§ Records that describe figures:
══════════

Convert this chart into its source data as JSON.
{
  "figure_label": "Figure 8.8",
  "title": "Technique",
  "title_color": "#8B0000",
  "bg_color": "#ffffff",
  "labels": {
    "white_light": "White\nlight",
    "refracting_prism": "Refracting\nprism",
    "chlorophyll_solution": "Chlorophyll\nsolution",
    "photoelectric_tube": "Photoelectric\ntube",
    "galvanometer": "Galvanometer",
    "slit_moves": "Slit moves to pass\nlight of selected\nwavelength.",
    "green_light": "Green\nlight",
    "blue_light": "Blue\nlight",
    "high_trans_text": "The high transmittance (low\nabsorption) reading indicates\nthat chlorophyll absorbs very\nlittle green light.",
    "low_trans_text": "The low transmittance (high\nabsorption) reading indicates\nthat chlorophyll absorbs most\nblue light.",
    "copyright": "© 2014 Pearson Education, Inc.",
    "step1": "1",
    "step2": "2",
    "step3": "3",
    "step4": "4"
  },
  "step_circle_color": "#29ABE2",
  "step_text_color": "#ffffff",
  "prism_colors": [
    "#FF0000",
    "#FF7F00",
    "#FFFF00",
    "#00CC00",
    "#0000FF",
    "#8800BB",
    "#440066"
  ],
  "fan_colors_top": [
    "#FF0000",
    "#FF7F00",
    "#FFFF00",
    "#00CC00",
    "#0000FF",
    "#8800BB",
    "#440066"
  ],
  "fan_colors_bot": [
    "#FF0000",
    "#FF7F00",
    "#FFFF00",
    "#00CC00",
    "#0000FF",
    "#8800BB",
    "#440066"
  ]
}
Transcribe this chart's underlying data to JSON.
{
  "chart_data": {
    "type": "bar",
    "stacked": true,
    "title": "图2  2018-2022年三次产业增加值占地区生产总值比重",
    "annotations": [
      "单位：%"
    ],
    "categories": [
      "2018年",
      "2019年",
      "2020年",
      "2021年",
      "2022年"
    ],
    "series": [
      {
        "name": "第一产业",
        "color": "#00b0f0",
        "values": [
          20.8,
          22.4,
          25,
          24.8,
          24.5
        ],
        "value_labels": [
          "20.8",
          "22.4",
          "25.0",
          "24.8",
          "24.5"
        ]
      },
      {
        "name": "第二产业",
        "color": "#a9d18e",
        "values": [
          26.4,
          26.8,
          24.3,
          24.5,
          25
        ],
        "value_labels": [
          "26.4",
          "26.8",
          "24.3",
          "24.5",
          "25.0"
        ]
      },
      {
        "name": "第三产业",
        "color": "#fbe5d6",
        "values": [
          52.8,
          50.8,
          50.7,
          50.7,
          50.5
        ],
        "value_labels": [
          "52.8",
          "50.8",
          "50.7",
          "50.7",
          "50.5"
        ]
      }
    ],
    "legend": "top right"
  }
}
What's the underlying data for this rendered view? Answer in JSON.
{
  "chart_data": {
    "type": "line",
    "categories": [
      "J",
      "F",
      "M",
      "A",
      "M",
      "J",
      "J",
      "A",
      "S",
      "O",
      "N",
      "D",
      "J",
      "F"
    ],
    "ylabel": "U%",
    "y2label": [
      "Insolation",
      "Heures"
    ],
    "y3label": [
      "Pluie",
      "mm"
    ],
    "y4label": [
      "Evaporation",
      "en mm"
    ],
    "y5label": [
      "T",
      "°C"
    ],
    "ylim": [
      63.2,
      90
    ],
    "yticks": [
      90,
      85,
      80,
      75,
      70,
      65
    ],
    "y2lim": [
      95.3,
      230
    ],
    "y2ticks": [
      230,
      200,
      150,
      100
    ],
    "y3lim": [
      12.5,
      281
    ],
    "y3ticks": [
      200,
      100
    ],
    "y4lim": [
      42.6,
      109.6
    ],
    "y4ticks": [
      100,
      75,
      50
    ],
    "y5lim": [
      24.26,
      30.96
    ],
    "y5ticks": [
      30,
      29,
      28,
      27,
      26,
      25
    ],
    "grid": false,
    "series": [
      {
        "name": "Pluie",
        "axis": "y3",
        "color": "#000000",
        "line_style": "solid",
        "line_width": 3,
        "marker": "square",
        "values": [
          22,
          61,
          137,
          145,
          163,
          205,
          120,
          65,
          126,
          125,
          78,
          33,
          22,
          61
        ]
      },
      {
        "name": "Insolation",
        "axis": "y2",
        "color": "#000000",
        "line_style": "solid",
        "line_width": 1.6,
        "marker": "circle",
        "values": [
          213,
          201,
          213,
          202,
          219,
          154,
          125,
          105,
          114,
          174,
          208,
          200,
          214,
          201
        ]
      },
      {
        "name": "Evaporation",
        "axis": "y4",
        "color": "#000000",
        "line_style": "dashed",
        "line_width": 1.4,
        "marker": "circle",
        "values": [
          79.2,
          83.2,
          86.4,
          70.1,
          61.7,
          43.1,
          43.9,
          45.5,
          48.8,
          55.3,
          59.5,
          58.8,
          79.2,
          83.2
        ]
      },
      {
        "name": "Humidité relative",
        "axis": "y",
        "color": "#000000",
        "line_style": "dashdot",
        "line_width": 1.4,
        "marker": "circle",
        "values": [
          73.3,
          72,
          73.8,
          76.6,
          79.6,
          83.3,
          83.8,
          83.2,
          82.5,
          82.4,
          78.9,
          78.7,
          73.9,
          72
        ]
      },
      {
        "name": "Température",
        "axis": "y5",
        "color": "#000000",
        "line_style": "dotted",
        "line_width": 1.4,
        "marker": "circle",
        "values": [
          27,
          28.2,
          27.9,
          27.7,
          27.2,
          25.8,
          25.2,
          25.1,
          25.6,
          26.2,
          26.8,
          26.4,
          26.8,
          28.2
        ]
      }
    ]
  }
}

══════════

Return the lines above exactly, keeping every word.

§ WRITTEN RESPONSE:
Convert this chart into its source data as JSON.
{
  "figure_label": "Figure 8.8",
  "title": "Technique",
  "title_color": "#8B0000",
  "bg_color": "#ffffff",
  "labels": {
    "white_light": "White\nlight",
    "refracting_prism": "Refracting\nprism",
    "chlorophyll_solution": "Chlorophyll\nsolution",
    "photoelectric_tube": "Photoelectric\ntube",
    "galvanometer": "Galvanometer",
    "slit_moves": "Slit moves to pass\nlight of selected\nwavelength.",
    "green_light": "Green\nlight",
    "blue_light": "Blue\nlight",
    "high_trans_text": "The high transmittance (low\nabsorption) reading indicates\nthat chlorophyll absorbs very\nlittle green light.",
    "low_trans_text": "The low transmittance (high\nabsorption) reading indicates\nthat chlorophyll absorbs most\nblue light.",
    "copyright": "© 2014 Pearson Education, Inc.",
    "step1": "1",
    "step2": "2",
    "step3": "3",
    "step4": "4"
  },
  "step_circle_color": "#29ABE2",
  "step_text_color": "#ffffff",
  "prism_colors": [
    "#FF0000",
    "#FF7F00",
    "#FFFF00",
    "#00CC00",
    "#0000FF",
    "#8800BB",
    "#440066"
  ],
  "fan_colors_top": [
    "#FF0000",
    "#FF7F00",
    "#FFFF00",
    "#00CC00",
    "#0000FF",
    "#8800BB",
    "#440066"
  ],
  "fan_colors_bot": [
    "#FF0000",
    "#FF7F00",
    "#FFFF00",
    "#00CC00",
    "#0000FF",
    "#8800BB",
    "#440066"
  ]
}
Transcribe this chart's underlying data to JSON.
{
  "chart_data": {
    "type": "bar",
    "stacked": true,
    "title": "图2  2018-2022年三次产业增加值占地区生产总值比重",
    "annotations": [
      "单位：%"
    ],
    "categories": [
      "2018年",
      "2019年",
      "2020年",
      "2021年",
      "2022年"
    ],
    "series": [
      {
        "name": "第一产业",
        "color": "#00b0f0",
        "values": [
          20.8,
          22.4,
          25,
          24.8,
          24.5
        ],
        "value_labels": [
          "20.8",
          "22.4",
          "25.0",
          "24.8",
          "24.5"
        ]
      },
      {
        "name": "第二产业",
        "color": "#a9d18e",
        "values": [
          26.4,
          26.8,
          24.3,
          24.5,
          25
        ],
        "value_labels": [
          "26.4",
          "26.8",
          "24.3",
          "24.5",
          "25.0"
        ]
      },
      {
        "name": "第三产业",
        "color": "#fbe5d6",
        "values": [
          52.8,
          50.8,
          50.7,
          50.7,
          50.5
        ],
        "value_labels": [
          "52.8",
          "50.8",
          "50.7",
          "50.7",
          "50.5"
        ]
      }
    ],
    "legend": "top right"
  }
}
What's the underlying data for this rendered view? Answer in JSON.
{
  "chart_data": {
    "type": "line",
    "categories": [
      "J",
      "F",
      "M",
      "A",
      "M",
      "J",
      "J",
      "A",
      "S",
      "O",
      "N",
      "D",
      "J",
      "F"
    ],
    "ylabel": "U%",
    "y2label": [
      "Insolation",
      "Heures"
    ],
    "y3label": [
      "Pluie",
      "mm"
    ],
    "y4label": [
      "Evaporation",
      "en mm"
    ],
    "y5label": [
      "T",
      "°C"
    ],
    "ylim": [
      63.2,
      90
    ],
    "yticks": [
      90,
      85,
      80,
      75,
      70,
      65
    ],
    "y2lim": [
      95.3,
      230
    ],
    "y2ticks": [
      230,
      200,
      150,
      100
    ],
    "y3lim": [
      12.5,
      281
    ],
    "y3ticks": [
      200,
      100
    ],
    "y4lim": [
      42.6,
      109.6
    ],
    "y4ticks": [
      100,
      75,
      50
    ],
    "y5lim": [
      24.26,
      30.96
    ],
    "y5ticks": [
      30,
      29,
      28,
      27,
      26,
      25
    ],
    "grid": false,
    "series": [
      {
        "name": "Pluie",
        "axis": "y3",
        "color": "#000000",
        "line_style": "solid",
        "line_width": 3,
        "marker": "square",
        "values": [
          22,
          61,
          137,
          145,
          163,
          205,
          120,
          65,
          126,
          125,
          78,
          33,
          22,
          61
        ]
      },
      {
        "name": "Insolation",
        "axis": "y2",
        "color": "#000000",
        "line_style": "solid",
        "line_width": 1.6,
        "marker": "circle",
        "values": [
          213,
          201,
          213,
          202,
          219,
          154,
          125,
          105,
          114,
          174,
          208,
          200,
          214,
          201
        ]
      },
      {
        "name": "Evaporation",
        "axis": "y4",
        "color": "#000000",
        "line_style": "dashed",
        "line_width": 1.4,
        "marker": "circle",
        "values": [
          79.2,
          83.2,
          86.4,
          70.1,
          61.7,
          43.1,
          43.9,
          45.5,
          48.8,
          55.3,
          59.5,
          58.8,
          79.2,
          83.2
        ]
      },
      {
        "name": "Humidité relative",
        "axis": "y",
        "color": "#000000",
        "line_style": "dashdot",
        "line_width": 1.4,
        "marker": "circle",
        "values": [
          73.3,
          72,
          73.8,
          76.6,
          79.6,
          83.3,
          83.8,
          83.2,
          82.5,
          82.4,
          78.9,
          78.7,
          73.9,
          72
        ]
      },
      {
        "name": "Température",
        "axis": "y5",
        "color": "#000000",
        "line_style": "dotted",
        "line_width": 1.4,
        "marker": "circle",
        "values": [
          27,
          28.2,
          27.9,
          27.7,
          27.2,
          25.8,
          25.2,
          25.1,
          25.6,
          26.2,
          26.8,
          26.4,
          26.8,
          28.2
        ]
      }
    ]
  }
}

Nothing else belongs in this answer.